■ REQUIRED WORK: In the entries below, write out word for word every line from the one containing "baidu-watermark: Bai 经验 [760, 586, 905, 627]" down to the one containing "display-state-label: 显示状态: [483, 467, 544, 483]", including both of those lines.

■ RECORDS FOR THE EXERCISE:
^^^^^^^^

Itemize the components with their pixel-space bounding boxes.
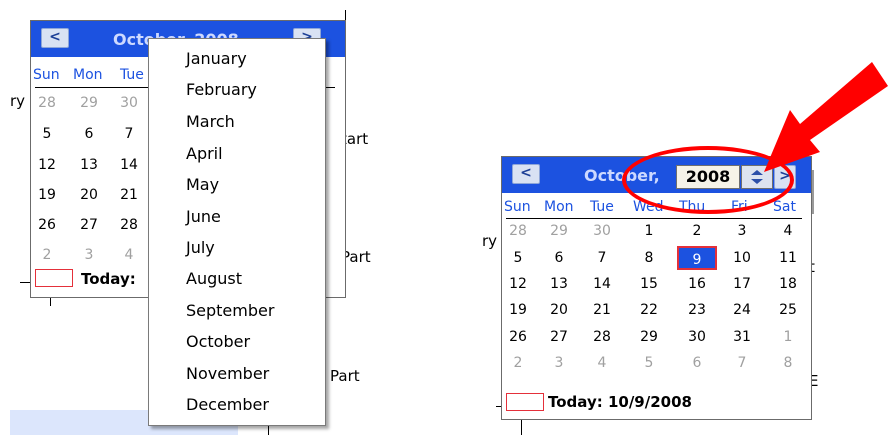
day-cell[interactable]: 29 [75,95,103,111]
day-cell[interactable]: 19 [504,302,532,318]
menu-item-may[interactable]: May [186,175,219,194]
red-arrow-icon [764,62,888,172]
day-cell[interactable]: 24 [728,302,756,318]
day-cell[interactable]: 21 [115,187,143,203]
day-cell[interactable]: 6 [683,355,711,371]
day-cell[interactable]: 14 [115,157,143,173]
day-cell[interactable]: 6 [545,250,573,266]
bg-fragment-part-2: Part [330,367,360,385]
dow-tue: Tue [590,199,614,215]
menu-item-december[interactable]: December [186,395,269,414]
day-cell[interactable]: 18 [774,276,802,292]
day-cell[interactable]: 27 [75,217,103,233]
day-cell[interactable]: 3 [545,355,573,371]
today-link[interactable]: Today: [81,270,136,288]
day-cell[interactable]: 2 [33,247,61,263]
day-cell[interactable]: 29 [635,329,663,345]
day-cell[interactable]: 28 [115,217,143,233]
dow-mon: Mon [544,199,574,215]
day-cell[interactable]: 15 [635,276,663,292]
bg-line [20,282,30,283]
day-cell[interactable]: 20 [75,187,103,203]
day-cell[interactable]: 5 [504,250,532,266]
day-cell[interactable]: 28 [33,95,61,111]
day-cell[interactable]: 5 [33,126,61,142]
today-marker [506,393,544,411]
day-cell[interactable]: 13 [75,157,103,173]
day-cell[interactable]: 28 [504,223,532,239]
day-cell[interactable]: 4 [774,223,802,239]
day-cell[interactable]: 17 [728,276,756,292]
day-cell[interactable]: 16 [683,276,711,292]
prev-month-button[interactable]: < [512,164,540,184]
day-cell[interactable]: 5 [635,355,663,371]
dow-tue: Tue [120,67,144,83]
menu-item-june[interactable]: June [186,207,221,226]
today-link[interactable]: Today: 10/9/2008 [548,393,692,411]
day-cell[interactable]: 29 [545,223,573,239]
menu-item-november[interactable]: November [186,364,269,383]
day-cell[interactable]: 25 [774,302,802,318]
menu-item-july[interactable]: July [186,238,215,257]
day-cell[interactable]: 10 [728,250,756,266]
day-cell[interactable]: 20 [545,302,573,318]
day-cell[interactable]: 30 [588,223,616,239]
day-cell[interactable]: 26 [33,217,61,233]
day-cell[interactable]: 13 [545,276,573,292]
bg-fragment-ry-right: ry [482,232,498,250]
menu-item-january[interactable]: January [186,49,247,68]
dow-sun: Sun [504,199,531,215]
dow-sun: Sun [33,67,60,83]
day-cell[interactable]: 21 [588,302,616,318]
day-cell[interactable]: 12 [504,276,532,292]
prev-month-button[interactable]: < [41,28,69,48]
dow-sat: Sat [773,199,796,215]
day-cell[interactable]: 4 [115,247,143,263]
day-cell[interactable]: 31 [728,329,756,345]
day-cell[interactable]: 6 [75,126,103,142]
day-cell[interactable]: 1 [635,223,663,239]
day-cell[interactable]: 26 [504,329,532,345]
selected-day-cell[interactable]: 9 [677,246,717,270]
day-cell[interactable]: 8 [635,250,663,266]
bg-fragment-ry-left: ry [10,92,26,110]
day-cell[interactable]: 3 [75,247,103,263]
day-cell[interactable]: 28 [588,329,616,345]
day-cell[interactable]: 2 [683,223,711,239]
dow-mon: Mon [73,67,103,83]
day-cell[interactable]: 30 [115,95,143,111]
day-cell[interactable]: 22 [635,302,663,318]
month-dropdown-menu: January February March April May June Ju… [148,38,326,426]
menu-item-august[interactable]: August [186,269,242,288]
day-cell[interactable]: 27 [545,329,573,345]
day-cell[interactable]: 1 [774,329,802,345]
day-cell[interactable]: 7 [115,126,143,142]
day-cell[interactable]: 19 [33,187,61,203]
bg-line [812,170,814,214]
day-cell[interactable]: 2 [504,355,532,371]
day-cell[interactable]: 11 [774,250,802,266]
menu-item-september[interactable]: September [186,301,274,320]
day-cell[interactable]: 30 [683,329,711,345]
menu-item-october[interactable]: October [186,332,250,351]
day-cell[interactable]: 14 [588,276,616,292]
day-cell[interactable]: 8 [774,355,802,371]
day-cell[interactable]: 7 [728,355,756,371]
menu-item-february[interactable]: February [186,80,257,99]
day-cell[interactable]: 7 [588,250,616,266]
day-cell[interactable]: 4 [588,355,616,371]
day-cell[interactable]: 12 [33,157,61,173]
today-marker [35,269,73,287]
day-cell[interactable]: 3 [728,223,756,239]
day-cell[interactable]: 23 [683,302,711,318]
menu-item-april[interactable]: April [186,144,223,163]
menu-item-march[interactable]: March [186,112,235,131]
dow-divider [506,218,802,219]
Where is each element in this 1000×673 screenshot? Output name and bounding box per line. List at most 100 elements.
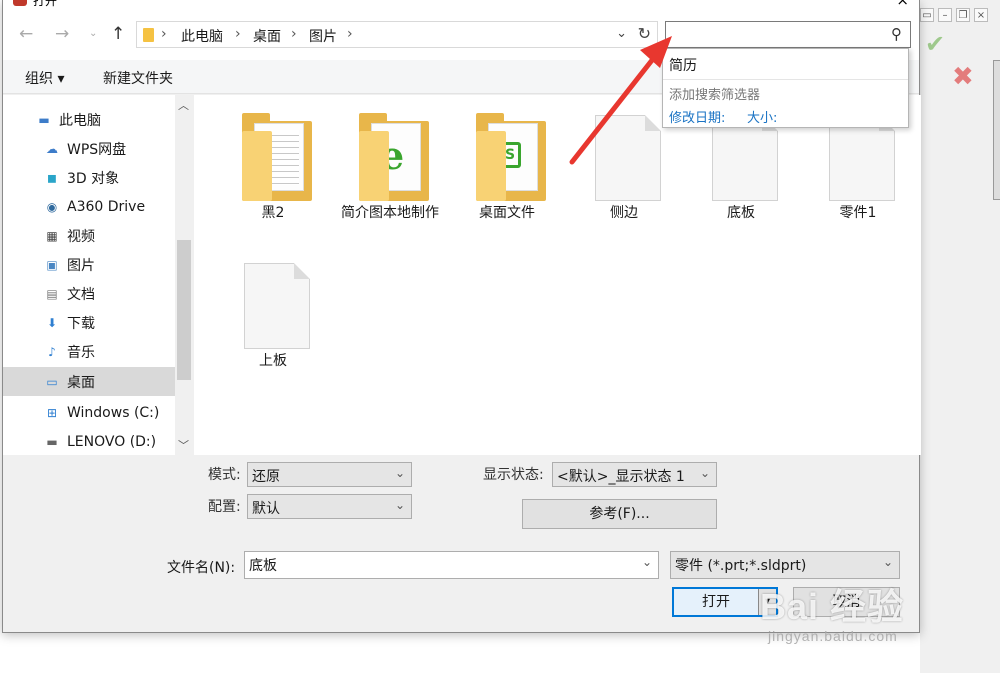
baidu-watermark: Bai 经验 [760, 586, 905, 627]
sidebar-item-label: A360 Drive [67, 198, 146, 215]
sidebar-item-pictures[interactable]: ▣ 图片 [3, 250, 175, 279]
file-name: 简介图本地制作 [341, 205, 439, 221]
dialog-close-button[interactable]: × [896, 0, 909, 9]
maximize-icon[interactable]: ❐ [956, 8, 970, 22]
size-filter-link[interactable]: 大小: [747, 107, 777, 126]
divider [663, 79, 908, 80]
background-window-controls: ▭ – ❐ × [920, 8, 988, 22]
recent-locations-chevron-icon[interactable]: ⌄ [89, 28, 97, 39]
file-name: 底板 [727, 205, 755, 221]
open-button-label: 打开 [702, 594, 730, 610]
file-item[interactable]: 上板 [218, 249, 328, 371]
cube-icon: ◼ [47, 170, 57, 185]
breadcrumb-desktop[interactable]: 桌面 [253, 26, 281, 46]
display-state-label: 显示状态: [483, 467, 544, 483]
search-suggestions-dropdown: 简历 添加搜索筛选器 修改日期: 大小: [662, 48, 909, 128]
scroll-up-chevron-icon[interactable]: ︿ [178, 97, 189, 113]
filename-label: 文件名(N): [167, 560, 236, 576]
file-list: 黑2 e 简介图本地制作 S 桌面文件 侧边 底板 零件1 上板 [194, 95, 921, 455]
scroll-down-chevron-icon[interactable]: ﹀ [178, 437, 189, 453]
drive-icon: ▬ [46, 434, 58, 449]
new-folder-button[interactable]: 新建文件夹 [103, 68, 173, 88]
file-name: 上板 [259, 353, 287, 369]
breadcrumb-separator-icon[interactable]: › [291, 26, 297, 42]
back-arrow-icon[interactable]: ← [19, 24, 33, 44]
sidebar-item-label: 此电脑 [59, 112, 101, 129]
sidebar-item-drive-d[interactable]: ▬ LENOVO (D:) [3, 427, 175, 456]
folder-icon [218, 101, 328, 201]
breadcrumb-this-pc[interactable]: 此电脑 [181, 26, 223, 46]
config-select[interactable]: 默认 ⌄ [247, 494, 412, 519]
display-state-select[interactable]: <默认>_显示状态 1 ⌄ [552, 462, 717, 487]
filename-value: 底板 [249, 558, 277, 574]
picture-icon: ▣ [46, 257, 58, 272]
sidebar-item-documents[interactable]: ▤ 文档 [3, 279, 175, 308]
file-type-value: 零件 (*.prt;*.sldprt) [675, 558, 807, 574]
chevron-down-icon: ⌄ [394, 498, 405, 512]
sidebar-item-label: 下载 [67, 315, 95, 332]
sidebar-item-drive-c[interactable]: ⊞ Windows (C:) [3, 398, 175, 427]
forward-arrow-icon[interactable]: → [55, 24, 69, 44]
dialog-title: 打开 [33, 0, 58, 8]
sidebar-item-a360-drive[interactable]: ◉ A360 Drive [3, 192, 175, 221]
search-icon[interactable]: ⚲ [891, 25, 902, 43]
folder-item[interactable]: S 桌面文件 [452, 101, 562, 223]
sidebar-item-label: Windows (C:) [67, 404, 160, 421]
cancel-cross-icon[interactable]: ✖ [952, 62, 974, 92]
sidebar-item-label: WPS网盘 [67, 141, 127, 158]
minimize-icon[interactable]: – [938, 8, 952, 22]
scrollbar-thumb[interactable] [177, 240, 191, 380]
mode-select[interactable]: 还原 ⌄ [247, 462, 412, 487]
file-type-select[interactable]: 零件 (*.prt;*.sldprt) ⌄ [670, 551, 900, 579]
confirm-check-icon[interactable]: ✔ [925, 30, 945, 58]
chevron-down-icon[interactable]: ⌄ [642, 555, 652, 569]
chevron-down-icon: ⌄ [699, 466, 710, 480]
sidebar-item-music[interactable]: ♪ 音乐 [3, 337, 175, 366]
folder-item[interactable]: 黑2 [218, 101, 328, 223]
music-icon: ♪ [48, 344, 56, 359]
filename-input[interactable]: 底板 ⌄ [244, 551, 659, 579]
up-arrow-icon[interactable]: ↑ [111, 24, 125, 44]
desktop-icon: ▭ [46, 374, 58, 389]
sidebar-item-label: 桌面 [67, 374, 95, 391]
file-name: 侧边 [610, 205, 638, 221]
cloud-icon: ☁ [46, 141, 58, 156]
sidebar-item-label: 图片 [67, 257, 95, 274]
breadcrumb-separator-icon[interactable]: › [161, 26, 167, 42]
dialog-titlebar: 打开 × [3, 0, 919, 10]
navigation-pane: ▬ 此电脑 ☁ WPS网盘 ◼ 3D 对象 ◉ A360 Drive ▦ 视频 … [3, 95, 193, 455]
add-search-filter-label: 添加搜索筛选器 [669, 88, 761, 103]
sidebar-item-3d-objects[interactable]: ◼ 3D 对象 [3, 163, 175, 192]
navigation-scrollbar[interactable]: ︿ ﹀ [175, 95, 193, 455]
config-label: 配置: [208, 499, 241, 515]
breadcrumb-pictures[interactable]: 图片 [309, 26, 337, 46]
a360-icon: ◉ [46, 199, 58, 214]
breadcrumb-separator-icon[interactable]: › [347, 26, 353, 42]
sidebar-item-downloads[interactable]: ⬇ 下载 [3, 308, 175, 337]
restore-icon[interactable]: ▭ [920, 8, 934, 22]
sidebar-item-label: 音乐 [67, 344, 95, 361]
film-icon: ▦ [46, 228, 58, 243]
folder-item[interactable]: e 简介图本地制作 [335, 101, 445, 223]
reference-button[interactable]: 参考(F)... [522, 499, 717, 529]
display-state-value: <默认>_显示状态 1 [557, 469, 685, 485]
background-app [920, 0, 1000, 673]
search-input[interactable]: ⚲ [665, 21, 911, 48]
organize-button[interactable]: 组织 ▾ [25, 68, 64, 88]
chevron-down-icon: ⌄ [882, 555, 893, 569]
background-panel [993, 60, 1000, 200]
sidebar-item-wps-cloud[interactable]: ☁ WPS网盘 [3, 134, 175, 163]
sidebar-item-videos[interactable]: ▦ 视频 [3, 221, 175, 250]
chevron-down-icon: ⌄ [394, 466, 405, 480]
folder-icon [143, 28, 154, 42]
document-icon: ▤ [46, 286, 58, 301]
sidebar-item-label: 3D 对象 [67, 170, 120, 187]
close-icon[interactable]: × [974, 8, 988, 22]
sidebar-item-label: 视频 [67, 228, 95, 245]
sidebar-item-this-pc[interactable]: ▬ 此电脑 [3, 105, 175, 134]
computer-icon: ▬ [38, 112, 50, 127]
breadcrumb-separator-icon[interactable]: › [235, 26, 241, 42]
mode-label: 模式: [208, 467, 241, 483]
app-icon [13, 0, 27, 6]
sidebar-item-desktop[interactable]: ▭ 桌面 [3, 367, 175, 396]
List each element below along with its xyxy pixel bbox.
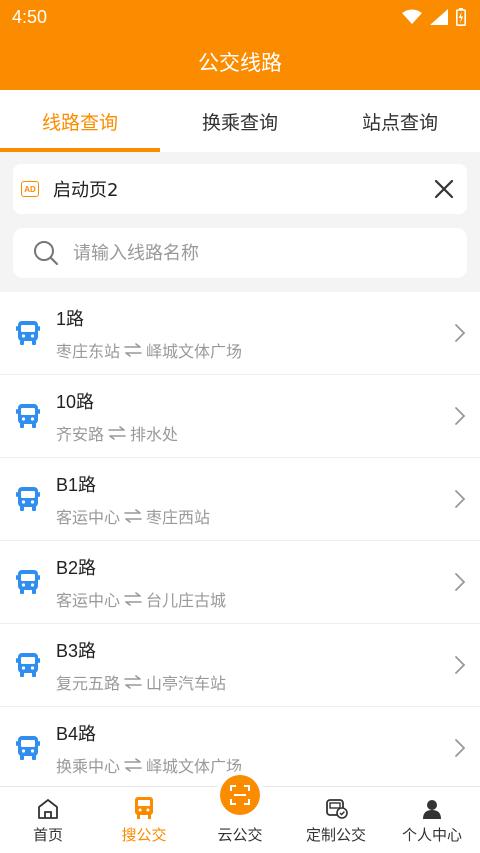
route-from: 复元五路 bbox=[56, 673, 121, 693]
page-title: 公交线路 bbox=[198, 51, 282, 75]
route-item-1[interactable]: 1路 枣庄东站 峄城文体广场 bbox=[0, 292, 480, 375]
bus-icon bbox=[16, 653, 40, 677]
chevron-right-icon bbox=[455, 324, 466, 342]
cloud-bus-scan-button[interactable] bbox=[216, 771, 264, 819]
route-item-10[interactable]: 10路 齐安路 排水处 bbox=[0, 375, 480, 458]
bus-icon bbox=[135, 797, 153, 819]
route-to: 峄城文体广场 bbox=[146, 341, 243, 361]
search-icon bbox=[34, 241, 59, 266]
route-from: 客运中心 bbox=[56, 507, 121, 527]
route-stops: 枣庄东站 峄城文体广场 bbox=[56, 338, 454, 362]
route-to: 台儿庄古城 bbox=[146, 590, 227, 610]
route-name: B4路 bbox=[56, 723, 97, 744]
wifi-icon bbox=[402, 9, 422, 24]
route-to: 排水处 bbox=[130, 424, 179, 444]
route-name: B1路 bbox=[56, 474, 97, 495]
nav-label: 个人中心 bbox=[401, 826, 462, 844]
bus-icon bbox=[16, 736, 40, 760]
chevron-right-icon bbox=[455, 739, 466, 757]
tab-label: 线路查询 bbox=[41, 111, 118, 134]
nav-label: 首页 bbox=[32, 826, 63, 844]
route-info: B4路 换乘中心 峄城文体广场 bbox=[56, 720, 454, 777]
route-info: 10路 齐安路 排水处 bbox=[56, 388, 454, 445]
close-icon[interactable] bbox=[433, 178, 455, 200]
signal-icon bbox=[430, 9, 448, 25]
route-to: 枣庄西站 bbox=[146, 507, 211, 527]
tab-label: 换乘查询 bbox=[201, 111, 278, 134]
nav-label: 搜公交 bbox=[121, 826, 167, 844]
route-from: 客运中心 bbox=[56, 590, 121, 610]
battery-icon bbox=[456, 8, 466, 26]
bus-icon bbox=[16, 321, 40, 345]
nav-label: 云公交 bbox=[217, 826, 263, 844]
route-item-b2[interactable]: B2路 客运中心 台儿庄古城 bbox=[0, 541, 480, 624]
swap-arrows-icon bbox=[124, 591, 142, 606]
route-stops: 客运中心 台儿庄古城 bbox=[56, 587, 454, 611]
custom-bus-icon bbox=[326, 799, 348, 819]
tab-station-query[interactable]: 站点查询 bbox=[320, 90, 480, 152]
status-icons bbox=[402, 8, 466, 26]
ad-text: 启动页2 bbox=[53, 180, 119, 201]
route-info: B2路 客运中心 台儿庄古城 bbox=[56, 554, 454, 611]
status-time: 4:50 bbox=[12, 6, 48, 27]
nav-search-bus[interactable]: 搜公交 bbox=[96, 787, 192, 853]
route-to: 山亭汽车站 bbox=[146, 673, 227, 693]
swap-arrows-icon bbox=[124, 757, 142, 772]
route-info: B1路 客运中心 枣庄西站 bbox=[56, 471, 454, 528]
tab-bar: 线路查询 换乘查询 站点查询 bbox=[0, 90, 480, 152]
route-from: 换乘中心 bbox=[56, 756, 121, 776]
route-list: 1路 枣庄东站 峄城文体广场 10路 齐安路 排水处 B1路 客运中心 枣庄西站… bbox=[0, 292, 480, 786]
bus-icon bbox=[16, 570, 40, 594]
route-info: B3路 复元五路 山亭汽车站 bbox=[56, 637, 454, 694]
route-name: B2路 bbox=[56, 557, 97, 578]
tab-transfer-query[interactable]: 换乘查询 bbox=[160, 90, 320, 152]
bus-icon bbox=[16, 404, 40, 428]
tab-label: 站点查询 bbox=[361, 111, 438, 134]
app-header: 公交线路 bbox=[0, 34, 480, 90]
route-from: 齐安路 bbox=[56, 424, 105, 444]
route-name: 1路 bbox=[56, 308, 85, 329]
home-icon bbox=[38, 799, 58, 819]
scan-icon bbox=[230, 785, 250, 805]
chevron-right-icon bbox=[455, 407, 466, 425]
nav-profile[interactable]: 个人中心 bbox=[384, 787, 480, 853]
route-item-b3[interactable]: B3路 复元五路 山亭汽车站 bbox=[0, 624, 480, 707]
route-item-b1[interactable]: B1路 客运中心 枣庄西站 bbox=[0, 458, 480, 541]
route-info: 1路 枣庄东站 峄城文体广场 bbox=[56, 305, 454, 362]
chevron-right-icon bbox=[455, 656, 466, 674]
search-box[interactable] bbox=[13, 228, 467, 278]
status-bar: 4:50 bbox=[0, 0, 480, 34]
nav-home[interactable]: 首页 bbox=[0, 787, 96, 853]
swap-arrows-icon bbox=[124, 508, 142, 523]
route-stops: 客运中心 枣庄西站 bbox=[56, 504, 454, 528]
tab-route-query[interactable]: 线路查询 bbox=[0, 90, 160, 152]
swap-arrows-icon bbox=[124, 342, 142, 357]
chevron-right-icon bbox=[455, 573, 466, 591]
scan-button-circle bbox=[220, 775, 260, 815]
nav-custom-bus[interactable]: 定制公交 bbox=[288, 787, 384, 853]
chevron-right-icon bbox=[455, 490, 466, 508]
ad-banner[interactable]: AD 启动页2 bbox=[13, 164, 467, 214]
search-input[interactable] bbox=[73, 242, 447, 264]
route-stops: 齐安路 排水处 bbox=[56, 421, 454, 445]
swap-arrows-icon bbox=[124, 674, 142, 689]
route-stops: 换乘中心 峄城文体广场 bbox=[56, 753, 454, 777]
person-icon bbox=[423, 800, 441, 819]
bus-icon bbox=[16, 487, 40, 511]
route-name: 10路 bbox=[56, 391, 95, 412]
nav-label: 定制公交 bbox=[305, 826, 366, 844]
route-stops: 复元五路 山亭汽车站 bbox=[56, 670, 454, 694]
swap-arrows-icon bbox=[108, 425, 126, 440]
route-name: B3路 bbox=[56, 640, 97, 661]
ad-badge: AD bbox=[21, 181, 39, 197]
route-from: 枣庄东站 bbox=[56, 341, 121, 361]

^^^^^^^^

■ SOLUTION TO THE EXERCISE:
baidu-watermark: Bai 经验 [760, 586, 905, 627]
sidebar-item-label: A360 Drive [67, 198, 146, 215]
sidebar-item-pictures[interactable]: ▣ 图片 [3, 250, 175, 279]
file-name: 简介图本地制作 [341, 205, 439, 221]
dialog-close-button[interactable]: × [896, 0, 909, 9]
maximize-icon[interactable]: ❐ [956, 8, 970, 22]
size-filter-link[interactable]: 大小: [747, 107, 777, 126]
divider [663, 79, 908, 80]
background-window-controls: ▭ – ❐ × [920, 8, 988, 22]
recent-locations-chevron-icon[interactable]: ⌄ [89, 28, 97, 39]
file-name: 底板 [727, 205, 755, 221]
open-button-label: 打开 [702, 594, 730, 610]
file-item[interactable]: 上板 [218, 249, 328, 371]
cube-icon: ◼ [47, 170, 57, 185]
breadcrumb-desktop[interactable]: 桌面 [253, 26, 281, 46]
display-state-label: 显示状态: [483, 467, 544, 483]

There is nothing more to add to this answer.